Convert the lines of the material, everything from the line containing "1111, 1101, 1153]" down to the line containing "requirements-list: Under KES", into a JSON list of strings with one string per line and blank lines omitted.

▶ Image element box records
★ ★ ★ ★
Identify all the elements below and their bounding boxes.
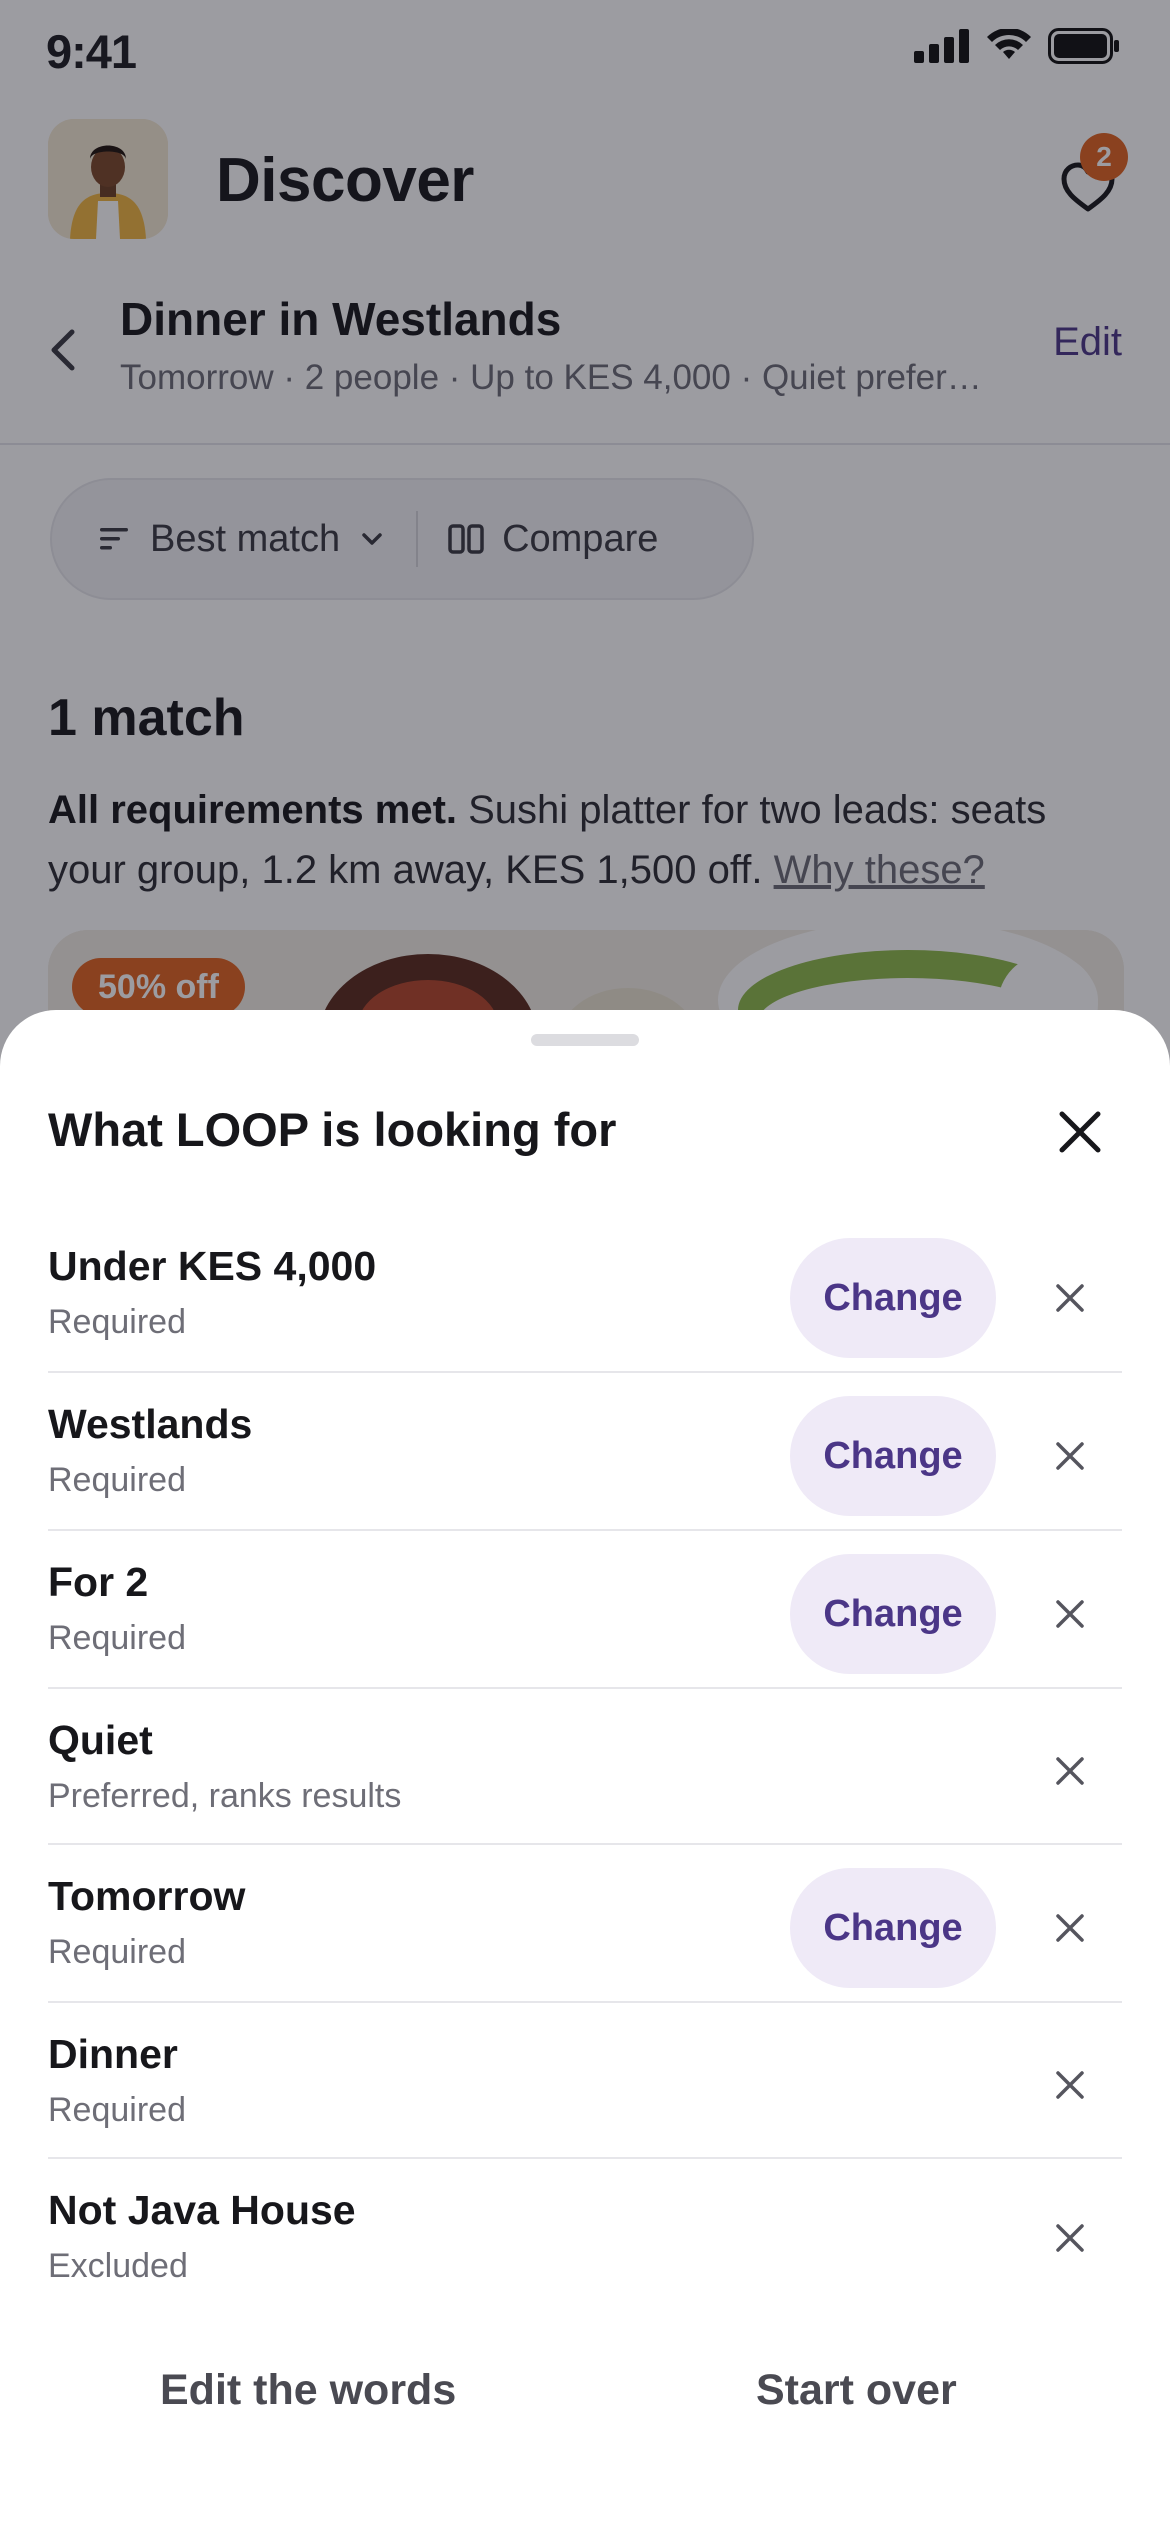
close-icon	[1059, 1111, 1101, 1153]
requirement-status: Excluded	[48, 2247, 188, 2285]
requirement-row: Tomorrow Required Change	[48, 1845, 1122, 2003]
requirement-label: Dinner	[48, 2031, 178, 2077]
requirement-label: Not Java House	[48, 2187, 356, 2233]
requirement-row: Quiet Preferred, ranks results	[48, 1689, 1122, 1845]
requirements-list: Under KES 4,000 Required Change Westlands Re…	[48, 1215, 1122, 2309]
requirement-row: Not Java House Excluded	[48, 2159, 1122, 2309]
close-icon	[1056, 1757, 1084, 1785]
sheet-footer: Edit the words Start over	[0, 2336, 1170, 2446]
requirement-row: Dinner Required	[48, 2003, 1122, 2159]
requirement-label: Under KES 4,000	[48, 1243, 377, 1289]
close-sheet-button[interactable]	[1052, 1104, 1108, 1160]
close-icon	[1056, 2224, 1084, 2252]
change-requirement-button[interactable]: Change	[790, 1554, 996, 1674]
close-icon	[1056, 2071, 1084, 2099]
close-icon	[1056, 1600, 1084, 1628]
requirement-label: For 2	[48, 1559, 149, 1605]
remove-requirement-button[interactable]	[1050, 1436, 1090, 1476]
requirement-row: For 2 Required Change	[48, 1531, 1122, 1689]
remove-requirement-button[interactable]	[1050, 1751, 1090, 1791]
requirement-label: Tomorrow	[48, 1873, 246, 1919]
start-over-button[interactable]: Start over	[756, 2366, 957, 2415]
close-icon	[1056, 1914, 1084, 1942]
requirement-status: Required	[48, 1933, 186, 1971]
sheet-title: What LOOP is looking for	[48, 1103, 617, 1156]
close-icon	[1056, 1284, 1084, 1312]
requirements-sheet: What LOOP is looking for Under KES 4,000…	[0, 1010, 1170, 2532]
remove-requirement-button[interactable]	[1050, 2218, 1090, 2258]
requirement-status: Preferred, ranks results	[48, 1777, 402, 1815]
change-requirement-button[interactable]: Change	[790, 1868, 996, 1988]
edit-words-button[interactable]: Edit the words	[160, 2366, 456, 2415]
close-icon	[1056, 1442, 1084, 1470]
requirement-row: Under KES 4,000 Required Change	[48, 1215, 1122, 1373]
requirement-status: Required	[48, 1303, 186, 1341]
requirement-row: Westlands Required Change	[48, 1373, 1122, 1531]
change-requirement-button[interactable]: Change	[790, 1238, 996, 1358]
remove-requirement-button[interactable]	[1050, 1278, 1090, 1318]
remove-requirement-button[interactable]	[1050, 1594, 1090, 1634]
requirement-label: Westlands	[48, 1401, 253, 1447]
sheet-grabber[interactable]	[531, 1034, 639, 1046]
requirement-status: Required	[48, 2091, 186, 2129]
remove-requirement-button[interactable]	[1050, 2065, 1090, 2105]
remove-requirement-button[interactable]	[1050, 1908, 1090, 1948]
change-requirement-button[interactable]: Change	[790, 1396, 996, 1516]
requirement-status: Required	[48, 1619, 186, 1657]
requirement-label: Quiet	[48, 1717, 153, 1763]
requirement-status: Required	[48, 1461, 186, 1499]
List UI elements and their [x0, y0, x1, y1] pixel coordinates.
★ ★ ★ ★
▶ RESPONSE TO THIS TASK
[
  "close-icon\t[1059, 1111, 1101, 1153]",
  "requirement-status: Excluded\t[48, 2247, 188, 2285]",
  "requirement-row: Tomorrow Required Change\t[48, 1845, 1122, 2003]",
  "requirement-label: Dinner\t[48, 2031, 178, 2077]",
  "requirement-label: Not Java House\t[48, 2187, 356, 2233]",
  "requirement-row: Quiet Preferred, ranks results\t[48, 1689, 1122, 1845]",
  "requirements-list: Under KES 4,000 Required Change Westlands Re…\t[48, 1215, 1122, 2309]"
]